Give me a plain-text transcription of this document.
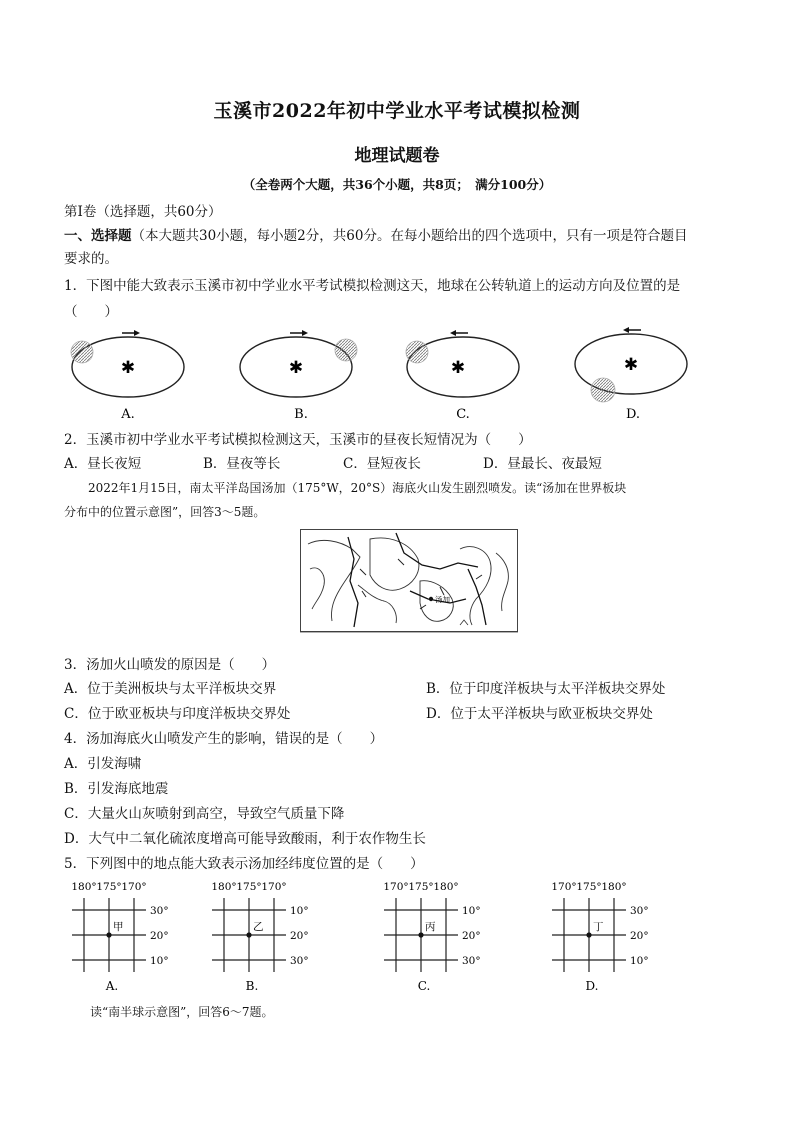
玉溪市2022年初中学业水平考试模拟检测
地理试题卷
（全卷两个大题，共36个小题，共8页；　满分100分）
第Ⅰ卷（选择题，共60分）
一、选择题（本大题共30小题，每小题2分，共60分。在每小题给出的四个选项中，只有一项是符合题目
要求的。
1．下图中能大致表示玉溪市初中学业水平考试模拟检测这天，地球在公转轨道上的运动方向及位置的是
（　　）
✱
A.
✱
B.
✱
C.
✱
D.
2．玉溪市初中学业水平考试模拟检测这天，玉溪市的昼夜长短情况为（　　）
A．昼长夜短	B．昼夜等长	C．昼短夜长	D．昼最长、夜最短
2022年1月15日，南太平洋岛国汤加（175°W，20°S）海底火山发生剧烈喷发。读“汤加在世界板块
分布中的位置示意图”，回答3～5题。
汤加
3．汤加火山喷发的原因是（　　）
A．位于美洲板块与太平洋板块交界	B．位于印度洋板块与太平洋板块交界处
C．位于欧亚板块与印度洋板块交界处	D．位于太平洋板块与欧亚板块交界处
4．汤加海底火山喷发产生的影响，错误的是（　　）
A．引发海啸
B．引发海底地震
C．大量火山灰喷射到高空，导致空气质量下降
D．大气中二氧化硫浓度增高可能导致酸雨，利于农作物生长
5．下列图中的地点能大致表示汤加经纬度位置的是（　　）
180° 175° 170°
30°
20°
10°
甲
A.
180° 175° 170°
10°
20°
30°
乙
B.
170° 175° 180°
10°
20°
30°
丙
C.
170° 175° 180°
30°
20°
10°
丁
D.
读“南半球示意图”，回答6～7题。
════════════════════
● **PROMPT**
Reproduce every line exactly and omit all pictures.

● **ANSWER TO THIS TASK**
Give me a plain-text transcription of this document.
玉溪市2022年初中学业水平考试模拟检测
地理试题卷
（全卷两个大题，共36个小题，共8页；　满分100分）
第Ⅰ卷（选择题，共60分）
一、选择题（本大题共30小题，每小题2分，共60分。在每小题给出的四个选项中，只有一项是符合题目
要求的。
1．下图中能大致表示玉溪市初中学业水平考试模拟检测这天，地球在公转轨道上的运动方向及位置的是
（　　）
✱
A.
✱
B.
✱
C.
✱
D.
2．玉溪市初中学业水平考试模拟检测这天，玉溪市的昼夜长短情况为（　　）
A．昼长夜短	B．昼夜等长	C．昼短夜长	D．昼最长、夜最短
2022年1月15日，南太平洋岛国汤加（175°W，20°S）海底火山发生剧烈喷发。读“汤加在世界板块
分布中的位置示意图”，回答3～5题。
汤加
3．汤加火山喷发的原因是（　　）
A．位于美洲板块与太平洋板块交界	B．位于印度洋板块与太平洋板块交界处
C．位于欧亚板块与印度洋板块交界处	D．位于太平洋板块与欧亚板块交界处
4．汤加海底火山喷发产生的影响，错误的是（　　）
A．引发海啸
B．引发海底地震
C．大量火山灰喷射到高空，导致空气质量下降
D．大气中二氧化硫浓度增高可能导致酸雨，利于农作物生长
5．下列图中的地点能大致表示汤加经纬度位置的是（　　）
180° 175° 170°
30°
20°
10°
甲
A.
180° 175° 170°
10°
20°
30°
乙
B.
170° 175° 180°
10°
20°
30°
丙
C.
170° 175° 180°
30°
20°
10°
丁
D.
读“南半球示意图”，回答6～7题。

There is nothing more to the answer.